▶ [Short task]: In the material below, list every line carrying the string "merged".

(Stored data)
= = = = =
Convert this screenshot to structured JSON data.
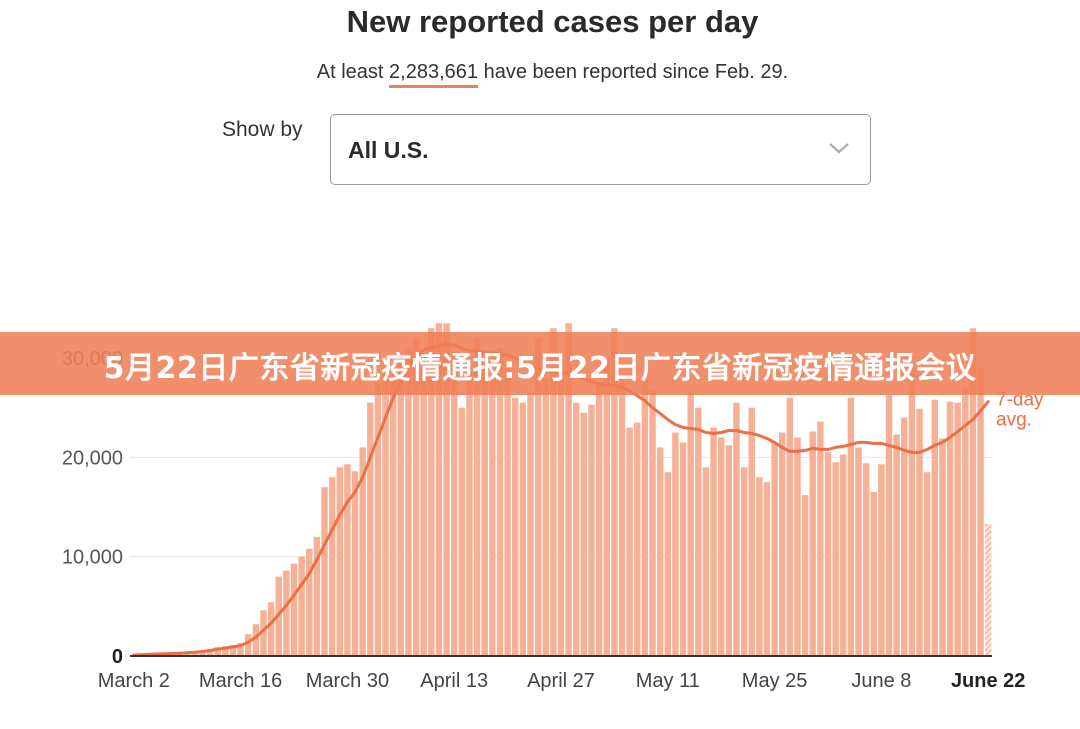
{
  "header": {
    "title": "New reported cases per day",
    "subtitle_prefix": "At least ",
    "subtitle_count": "2,283,661",
    "subtitle_suffix": " have been reported since Feb. 29."
  },
  "controls": {
    "show_by_label": "Show by",
    "select_value": "All U.S."
  },
  "banner": {
    "text": "5月22日广东省新冠疫情通报:5月22日广东省新冠疫情通报会议"
  },
  "colors": {
    "bar": "#f5b096",
    "line": "#ec6f45",
    "banner": "#ef7e56"
  },
  "chart_data": {
    "type": "bar",
    "ylim": [
      0,
      30000
    ],
    "y_ticks": [
      {
        "value": 0,
        "label": "0"
      },
      {
        "value": 10000,
        "label": "10,000"
      },
      {
        "value": 20000,
        "label": "20,000"
      },
      {
        "value": 30000,
        "label": "30,000"
      }
    ],
    "x_ticks": [
      {
        "index": 0,
        "label": "March 2"
      },
      {
        "index": 14,
        "label": "March 16"
      },
      {
        "index": 28,
        "label": "March 30"
      },
      {
        "index": 42,
        "label": "April 13"
      },
      {
        "index": 56,
        "label": "April 27"
      },
      {
        "index": 70,
        "label": "May 11"
      },
      {
        "index": 84,
        "label": "May 25"
      },
      {
        "index": 98,
        "label": "June 8"
      },
      {
        "index": 112,
        "label": "June 22",
        "bold": true
      }
    ],
    "series": [
      {
        "kind": "bars",
        "values": [
          100,
          150,
          200,
          250,
          300,
          300,
          350,
          400,
          450,
          550,
          700,
          900,
          1000,
          1100,
          1300,
          2200,
          3200,
          4600,
          5400,
          8000,
          8600,
          9300,
          10000,
          10800,
          12000,
          17000,
          18000,
          19000,
          19300,
          18600,
          21000,
          25500,
          27500,
          29000,
          28500,
          29500,
          31000,
          32000,
          29000,
          33000,
          33500,
          33500,
          30000,
          25000,
          28500,
          32000,
          30000,
          28000,
          31000,
          29500,
          26000,
          25500,
          26500,
          32000,
          28000,
          33000,
          30000,
          33500,
          25500,
          24500,
          25300,
          27500,
          30000,
          33000,
          27500,
          23000,
          23500,
          28000,
          26800,
          21000,
          18500,
          22500,
          21500,
          26500,
          25000,
          19000,
          23000,
          22000,
          21200,
          25500,
          19000,
          25000,
          18000,
          17500,
          21500,
          22500,
          26000,
          22000,
          16200,
          22600,
          23600,
          20500,
          19500,
          20300,
          26000,
          21000,
          19400,
          16500,
          19300,
          26300,
          22300,
          24000,
          29000,
          24900,
          18500,
          25800,
          21900,
          25600,
          25500,
          27000,
          33000,
          29000,
          13300
        ],
        "last_bar_incomplete": true
      },
      {
        "kind": "line",
        "name": "7-day avg.",
        "values": [
          100,
          130,
          170,
          200,
          230,
          250,
          280,
          320,
          380,
          450,
          550,
          680,
          800,
          920,
          1050,
          1400,
          1900,
          2600,
          3300,
          4200,
          5100,
          6100,
          7200,
          8300,
          9700,
          11200,
          12700,
          14200,
          15500,
          16500,
          18000,
          20000,
          22000,
          24000,
          26000,
          27600,
          29000,
          30100,
          30800,
          31000,
          31200,
          31400,
          31300,
          31000,
          30700,
          30700,
          30600,
          30500,
          30400,
          30300,
          30000,
          29600,
          29200,
          28900,
          28700,
          28600,
          28500,
          28500,
          28200,
          27900,
          27600,
          27400,
          27300,
          27200,
          27100,
          26700,
          26200,
          25700,
          25000,
          24400,
          23800,
          23300,
          23000,
          22900,
          22800,
          22500,
          22400,
          22500,
          22700,
          22700,
          22500,
          22400,
          22200,
          21900,
          21500,
          21000,
          20600,
          20600,
          20700,
          20900,
          20800,
          20800,
          21000,
          21100,
          21300,
          21500,
          21500,
          21400,
          21400,
          21200,
          21000,
          20700,
          20500,
          20500,
          20800,
          21200,
          21500,
          22000,
          22600,
          23200,
          23800,
          24700,
          25600
        ]
      }
    ]
  }
}
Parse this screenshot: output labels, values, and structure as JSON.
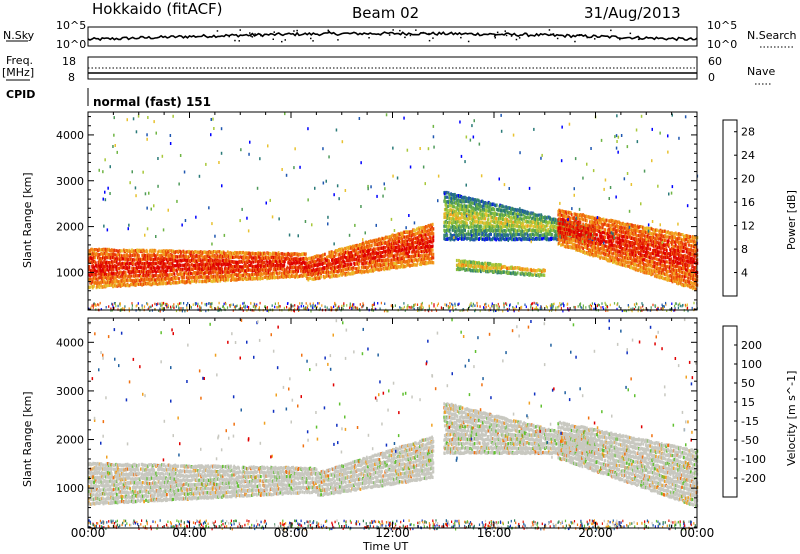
{
  "header": {
    "station": "Hokkaido (fitACF)",
    "beam": "Beam 02",
    "date": "31/Aug/2013"
  },
  "top_panels": {
    "nsky_label": "N.Sky",
    "nsky_ticks": [
      "10^5",
      "10^0"
    ],
    "nsearch_label": "N.Search",
    "nsearch_ticks": [
      "10^5",
      "10^0"
    ],
    "freq_label_1": "Freq.",
    "freq_label_2": "[MHz]",
    "freq_ticks": [
      "18",
      "8"
    ],
    "nave_label": "Nave",
    "nave_ticks": [
      "60",
      "0"
    ],
    "cpid_label": "CPID",
    "cpid_text": "normal (fast) 151"
  },
  "chart_data": [
    {
      "type": "heatmap",
      "title": "",
      "xlabel": "Time UT",
      "ylabel": "Slant Range [km]",
      "x_range": [
        "00:00",
        "24:00"
      ],
      "y_range": [
        180,
        4500
      ],
      "y_ticks": [
        1000,
        2000,
        3000,
        4000
      ],
      "x_ticks": [
        "00:00",
        "04:00",
        "08:00",
        "12:00",
        "16:00",
        "20:00",
        "00:00"
      ],
      "colorbar": {
        "label": "Power [dB]",
        "ticks": [
          "4",
          "8",
          "12",
          "16",
          "20",
          "24",
          "28"
        ],
        "range": [
          0,
          30
        ],
        "colors": [
          "#0000ff",
          "#1f56b0",
          "#2a7a78",
          "#4e9a5a",
          "#6fb544",
          "#a8c83a",
          "#e8c230",
          "#f2a020",
          "#f07010",
          "#e83808",
          "#e00000"
        ]
      },
      "echo_bands": [
        {
          "t": [
            0,
            8.6
          ],
          "r_lo": [
            650,
            900
          ],
          "r_hi": [
            1550,
            1450
          ],
          "level": "high"
        },
        {
          "t": [
            8.6,
            13.6
          ],
          "r_lo": [
            820,
            1200
          ],
          "r_hi": [
            1350,
            2100
          ],
          "level": "high"
        },
        {
          "t": [
            14,
            20
          ],
          "r_lo": [
            1700,
            1700
          ],
          "r_hi": [
            2800,
            2000
          ],
          "level": "low"
        },
        {
          "t": [
            14.5,
            18
          ],
          "r_lo": [
            1050,
            900
          ],
          "r_hi": [
            1300,
            1100
          ],
          "level": "mid"
        },
        {
          "t": [
            18.5,
            24
          ],
          "r_lo": [
            1600,
            600
          ],
          "r_hi": [
            2400,
            1800
          ],
          "level": "high"
        }
      ]
    },
    {
      "type": "heatmap",
      "title": "",
      "xlabel": "Time UT",
      "ylabel": "Slant Range [km]",
      "x_range": [
        "00:00",
        "24:00"
      ],
      "y_range": [
        180,
        4500
      ],
      "y_ticks": [
        1000,
        2000,
        3000,
        4000
      ],
      "x_ticks": [
        "00:00",
        "04:00",
        "08:00",
        "12:00",
        "16:00",
        "20:00",
        "00:00"
      ],
      "colorbar": {
        "label": "Velocity [m s^-1]",
        "ticks": [
          "200",
          "100",
          "50",
          "15",
          "-15",
          "-50",
          "-100",
          "-200"
        ],
        "range": [
          -250,
          250
        ],
        "colors": [
          "#1030c0",
          "#2060a0",
          "#308050",
          "#60c030",
          "#c8c8c0",
          "#f0a020",
          "#f07010",
          "#e02010",
          "#e00000"
        ]
      },
      "echo_bands": [
        {
          "t": [
            0,
            9
          ],
          "r_lo": [
            650,
            900
          ],
          "r_hi": [
            1550,
            1450
          ],
          "level": "ground"
        },
        {
          "t": [
            9,
            13.6
          ],
          "r_lo": [
            820,
            1200
          ],
          "r_hi": [
            1350,
            2100
          ],
          "level": "ground"
        },
        {
          "t": [
            14,
            20
          ],
          "r_lo": [
            1700,
            1700
          ],
          "r_hi": [
            2800,
            2000
          ],
          "level": "ground"
        },
        {
          "t": [
            18.5,
            24
          ],
          "r_lo": [
            1600,
            600
          ],
          "r_hi": [
            2400,
            1800
          ],
          "level": "ground"
        }
      ]
    }
  ]
}
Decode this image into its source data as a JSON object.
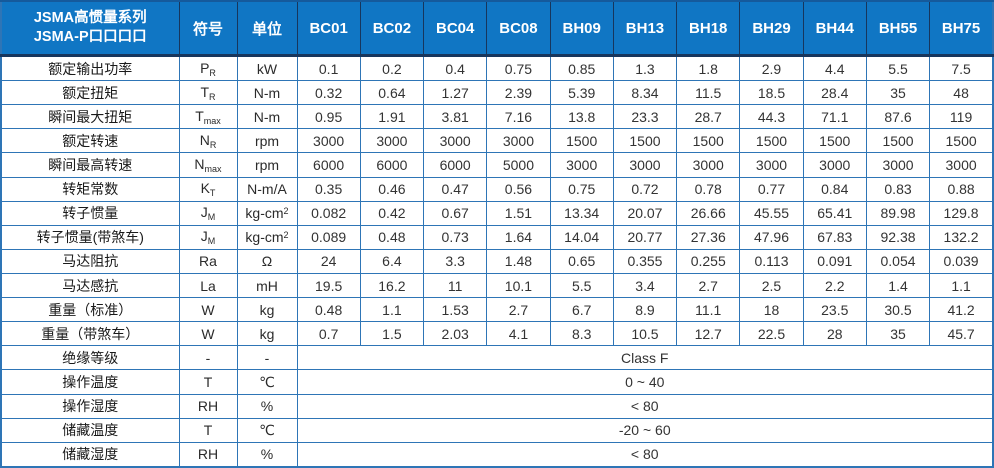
{
  "table": {
    "header": {
      "title_line1": "JSMA高惯量系列",
      "title_line2": "JSMA-P口口口口",
      "symbol_label": "符号",
      "unit_label": "单位",
      "models": [
        "BC01",
        "BC02",
        "BC04",
        "BC08",
        "BH09",
        "BH13",
        "BH18",
        "BH29",
        "BH44",
        "BH55",
        "BH75"
      ]
    },
    "rows": [
      {
        "label": "额定输出功率",
        "symbol": "P",
        "symbol_sub": "R",
        "unit": "kW",
        "values": [
          "0.1",
          "0.2",
          "0.4",
          "0.75",
          "0.85",
          "1.3",
          "1.8",
          "2.9",
          "4.4",
          "5.5",
          "7.5"
        ]
      },
      {
        "label": "额定扭矩",
        "symbol": "T",
        "symbol_sub": "R",
        "unit": "N-m",
        "values": [
          "0.32",
          "0.64",
          "1.27",
          "2.39",
          "5.39",
          "8.34",
          "11.5",
          "18.5",
          "28.4",
          "35",
          "48"
        ]
      },
      {
        "label": "瞬间最大扭矩",
        "symbol": "T",
        "symbol_sub": "max",
        "unit": "N-m",
        "values": [
          "0.95",
          "1.91",
          "3.81",
          "7.16",
          "13.8",
          "23.3",
          "28.7",
          "44.3",
          "71.1",
          "87.6",
          "119"
        ]
      },
      {
        "label": "额定转速",
        "symbol": "N",
        "symbol_sub": "R",
        "unit": "rpm",
        "values": [
          "3000",
          "3000",
          "3000",
          "3000",
          "1500",
          "1500",
          "1500",
          "1500",
          "1500",
          "1500",
          "1500"
        ]
      },
      {
        "label": "瞬间最高转速",
        "symbol": "N",
        "symbol_sub": "max",
        "unit": "rpm",
        "values": [
          "6000",
          "6000",
          "6000",
          "5000",
          "3000",
          "3000",
          "3000",
          "3000",
          "3000",
          "3000",
          "3000"
        ]
      },
      {
        "label": "转矩常数",
        "symbol": "K",
        "symbol_sub": "T",
        "unit": "N-m/A",
        "values": [
          "0.35",
          "0.46",
          "0.47",
          "0.56",
          "0.75",
          "0.72",
          "0.78",
          "0.77",
          "0.84",
          "0.83",
          "0.88"
        ]
      },
      {
        "label": "转子惯量",
        "symbol": "J",
        "symbol_sub": "M",
        "unit": "kg-cm",
        "unit_sup": "2",
        "values": [
          "0.082",
          "0.42",
          "0.67",
          "1.51",
          "13.34",
          "20.07",
          "26.66",
          "45.55",
          "65.41",
          "89.98",
          "129.8"
        ]
      },
      {
        "label": "转子惯量(带煞车)",
        "symbol": "J",
        "symbol_sub": "M",
        "unit": "kg-cm",
        "unit_sup": "2",
        "values": [
          "0.089",
          "0.48",
          "0.73",
          "1.64",
          "14.04",
          "20.77",
          "27.36",
          "47.96",
          "67.83",
          "92.38",
          "132.2"
        ]
      },
      {
        "label": "马达阻抗",
        "symbol": "Ra",
        "unit": "Ω",
        "values": [
          "24",
          "6.4",
          "3.3",
          "1.48",
          "0.65",
          "0.355",
          "0.255",
          "0.113",
          "0.091",
          "0.054",
          "0.039"
        ]
      },
      {
        "label": "马达感抗",
        "symbol": "La",
        "unit": "mH",
        "values": [
          "19.5",
          "16.2",
          "11",
          "10.1",
          "5.5",
          "3.4",
          "2.7",
          "2.5",
          "2.2",
          "1.4",
          "1.1"
        ]
      },
      {
        "label": "重量（标准）",
        "symbol": "W",
        "unit": "kg",
        "values": [
          "0.48",
          "1.1",
          "1.53",
          "2.7",
          "6.7",
          "8.9",
          "11.1",
          "18",
          "23.5",
          "30.5",
          "41.2"
        ]
      },
      {
        "label": "重量（带煞车）",
        "symbol": "W",
        "unit": "kg",
        "values": [
          "0.7",
          "1.5",
          "2.03",
          "4.1",
          "8.3",
          "10.5",
          "12.7",
          "22.5",
          "28",
          "35",
          "45.7"
        ]
      },
      {
        "label": "绝缘等级",
        "symbol": "-",
        "unit": "-",
        "merged": "Class F"
      },
      {
        "label": "操作温度",
        "symbol": "T",
        "unit": "℃",
        "merged": "0 ~ 40"
      },
      {
        "label": "操作湿度",
        "symbol": "RH",
        "unit": "%",
        "merged": "< 80"
      },
      {
        "label": "储藏温度",
        "symbol": "T",
        "unit": "℃",
        "merged": "-20 ~ 60"
      },
      {
        "label": "储藏湿度",
        "symbol": "RH",
        "unit": "%",
        "merged": "< 80"
      }
    ],
    "colors": {
      "header_bg": "#1076c4",
      "header_text": "#ffffff",
      "grid_border": "#2e75b6",
      "header_separator": "#17365d",
      "cell_text": "#333333"
    }
  }
}
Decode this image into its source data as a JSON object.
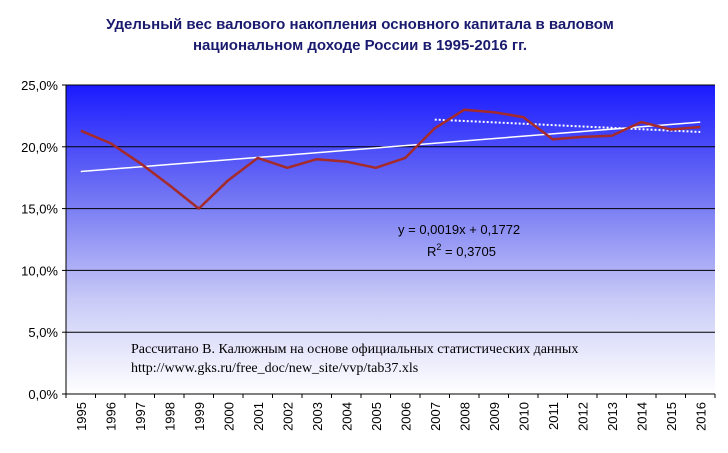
= = = = =
▶ [Finished task]:
        "merged": "Class F"
        "merged": "0 ~ 40"
        "merged": "< 80"
        "merged": "-20 ~ 60"
        "merged": "< 80"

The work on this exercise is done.